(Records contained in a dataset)
>>

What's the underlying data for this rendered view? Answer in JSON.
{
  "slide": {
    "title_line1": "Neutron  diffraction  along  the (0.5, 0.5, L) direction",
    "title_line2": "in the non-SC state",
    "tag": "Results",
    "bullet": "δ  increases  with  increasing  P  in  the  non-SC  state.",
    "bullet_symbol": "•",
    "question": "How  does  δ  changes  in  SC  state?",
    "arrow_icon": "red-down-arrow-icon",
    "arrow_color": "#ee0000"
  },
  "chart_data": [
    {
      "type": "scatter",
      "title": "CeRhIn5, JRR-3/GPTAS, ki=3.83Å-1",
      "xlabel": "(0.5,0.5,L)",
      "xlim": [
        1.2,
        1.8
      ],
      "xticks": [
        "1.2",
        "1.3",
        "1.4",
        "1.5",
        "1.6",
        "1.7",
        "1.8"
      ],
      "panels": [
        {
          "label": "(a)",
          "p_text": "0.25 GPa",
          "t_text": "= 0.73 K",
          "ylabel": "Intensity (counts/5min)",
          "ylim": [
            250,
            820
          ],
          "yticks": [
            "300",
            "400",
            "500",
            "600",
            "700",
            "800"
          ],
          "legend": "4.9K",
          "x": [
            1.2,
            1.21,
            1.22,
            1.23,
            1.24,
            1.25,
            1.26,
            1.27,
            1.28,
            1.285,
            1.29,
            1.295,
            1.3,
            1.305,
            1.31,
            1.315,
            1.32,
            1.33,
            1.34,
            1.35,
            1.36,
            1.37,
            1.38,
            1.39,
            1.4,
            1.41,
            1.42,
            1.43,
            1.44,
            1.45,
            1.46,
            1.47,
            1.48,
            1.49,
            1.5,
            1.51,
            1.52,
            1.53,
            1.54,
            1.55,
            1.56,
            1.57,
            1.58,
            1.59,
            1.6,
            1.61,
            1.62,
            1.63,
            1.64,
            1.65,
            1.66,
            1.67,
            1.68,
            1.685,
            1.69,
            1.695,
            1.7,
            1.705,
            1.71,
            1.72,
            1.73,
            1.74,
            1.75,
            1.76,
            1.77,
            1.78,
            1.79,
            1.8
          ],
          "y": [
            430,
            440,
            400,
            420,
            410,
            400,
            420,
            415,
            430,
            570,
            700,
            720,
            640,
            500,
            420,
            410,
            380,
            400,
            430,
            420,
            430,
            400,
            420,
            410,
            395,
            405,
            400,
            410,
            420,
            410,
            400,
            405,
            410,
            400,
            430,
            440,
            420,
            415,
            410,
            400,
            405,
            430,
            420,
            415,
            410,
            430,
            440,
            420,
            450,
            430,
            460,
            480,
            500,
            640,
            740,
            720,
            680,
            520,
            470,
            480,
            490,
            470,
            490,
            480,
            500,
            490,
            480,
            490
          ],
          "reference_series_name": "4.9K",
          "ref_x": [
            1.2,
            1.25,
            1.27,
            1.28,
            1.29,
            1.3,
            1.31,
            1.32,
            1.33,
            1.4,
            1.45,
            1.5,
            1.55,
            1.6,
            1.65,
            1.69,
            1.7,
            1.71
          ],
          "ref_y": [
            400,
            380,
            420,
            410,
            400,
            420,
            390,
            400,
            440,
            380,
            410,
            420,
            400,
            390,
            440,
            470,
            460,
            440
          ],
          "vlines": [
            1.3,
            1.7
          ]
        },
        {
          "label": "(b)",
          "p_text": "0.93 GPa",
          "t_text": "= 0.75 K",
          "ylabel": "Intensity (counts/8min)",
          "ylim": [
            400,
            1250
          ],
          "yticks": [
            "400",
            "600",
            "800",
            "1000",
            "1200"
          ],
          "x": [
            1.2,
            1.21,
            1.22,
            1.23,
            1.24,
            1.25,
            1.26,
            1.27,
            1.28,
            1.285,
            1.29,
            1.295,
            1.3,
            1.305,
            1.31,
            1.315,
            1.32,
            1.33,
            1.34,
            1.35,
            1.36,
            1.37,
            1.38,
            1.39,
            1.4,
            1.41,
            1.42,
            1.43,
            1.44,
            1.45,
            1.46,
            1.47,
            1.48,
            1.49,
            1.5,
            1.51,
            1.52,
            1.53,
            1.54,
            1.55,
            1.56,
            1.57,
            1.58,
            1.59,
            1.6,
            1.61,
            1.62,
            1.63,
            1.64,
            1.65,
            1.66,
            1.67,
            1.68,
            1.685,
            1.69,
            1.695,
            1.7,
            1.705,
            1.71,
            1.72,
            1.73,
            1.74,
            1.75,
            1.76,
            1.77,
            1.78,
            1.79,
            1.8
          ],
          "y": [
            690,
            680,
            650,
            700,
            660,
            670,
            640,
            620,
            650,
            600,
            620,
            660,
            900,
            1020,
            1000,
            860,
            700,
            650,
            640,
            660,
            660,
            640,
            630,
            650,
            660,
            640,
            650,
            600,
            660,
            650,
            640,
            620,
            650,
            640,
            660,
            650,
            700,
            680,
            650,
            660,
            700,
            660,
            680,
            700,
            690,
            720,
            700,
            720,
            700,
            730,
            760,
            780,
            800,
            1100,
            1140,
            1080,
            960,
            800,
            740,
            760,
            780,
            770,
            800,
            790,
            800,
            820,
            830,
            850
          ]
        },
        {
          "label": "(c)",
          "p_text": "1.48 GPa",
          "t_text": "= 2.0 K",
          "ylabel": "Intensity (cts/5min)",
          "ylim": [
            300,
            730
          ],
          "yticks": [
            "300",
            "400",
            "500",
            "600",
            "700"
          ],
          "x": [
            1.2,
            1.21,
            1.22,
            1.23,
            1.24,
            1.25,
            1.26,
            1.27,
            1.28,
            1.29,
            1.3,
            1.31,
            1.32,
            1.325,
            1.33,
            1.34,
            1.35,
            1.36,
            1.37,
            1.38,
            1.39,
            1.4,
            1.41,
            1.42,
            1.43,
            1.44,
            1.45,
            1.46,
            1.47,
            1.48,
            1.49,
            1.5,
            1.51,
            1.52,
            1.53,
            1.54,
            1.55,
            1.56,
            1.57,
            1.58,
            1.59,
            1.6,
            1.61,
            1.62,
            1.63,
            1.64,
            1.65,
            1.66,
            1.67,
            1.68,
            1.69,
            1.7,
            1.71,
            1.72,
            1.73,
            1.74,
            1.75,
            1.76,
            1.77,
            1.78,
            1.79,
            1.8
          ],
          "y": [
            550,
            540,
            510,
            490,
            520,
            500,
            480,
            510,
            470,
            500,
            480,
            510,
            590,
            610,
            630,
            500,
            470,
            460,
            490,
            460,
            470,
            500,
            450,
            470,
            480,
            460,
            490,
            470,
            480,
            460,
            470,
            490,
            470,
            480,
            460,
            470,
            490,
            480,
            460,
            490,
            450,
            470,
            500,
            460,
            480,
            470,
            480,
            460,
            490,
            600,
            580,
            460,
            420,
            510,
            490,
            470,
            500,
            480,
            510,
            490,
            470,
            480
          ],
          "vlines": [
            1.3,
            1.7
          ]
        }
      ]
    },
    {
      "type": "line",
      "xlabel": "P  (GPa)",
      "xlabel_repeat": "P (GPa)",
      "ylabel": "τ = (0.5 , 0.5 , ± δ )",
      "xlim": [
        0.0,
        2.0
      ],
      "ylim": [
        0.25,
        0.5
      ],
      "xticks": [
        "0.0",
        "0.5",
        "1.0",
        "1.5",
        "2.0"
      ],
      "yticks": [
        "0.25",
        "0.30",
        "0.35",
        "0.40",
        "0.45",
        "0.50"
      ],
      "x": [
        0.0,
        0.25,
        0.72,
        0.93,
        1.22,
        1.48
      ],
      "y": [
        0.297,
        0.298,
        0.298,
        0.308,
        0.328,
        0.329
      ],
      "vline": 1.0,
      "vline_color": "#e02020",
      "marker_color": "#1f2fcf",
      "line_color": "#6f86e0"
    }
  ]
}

<<

**Exercise directions**
Say the number of lines in the records above that include the string "counts", and no more.

**Response for this exercise**
2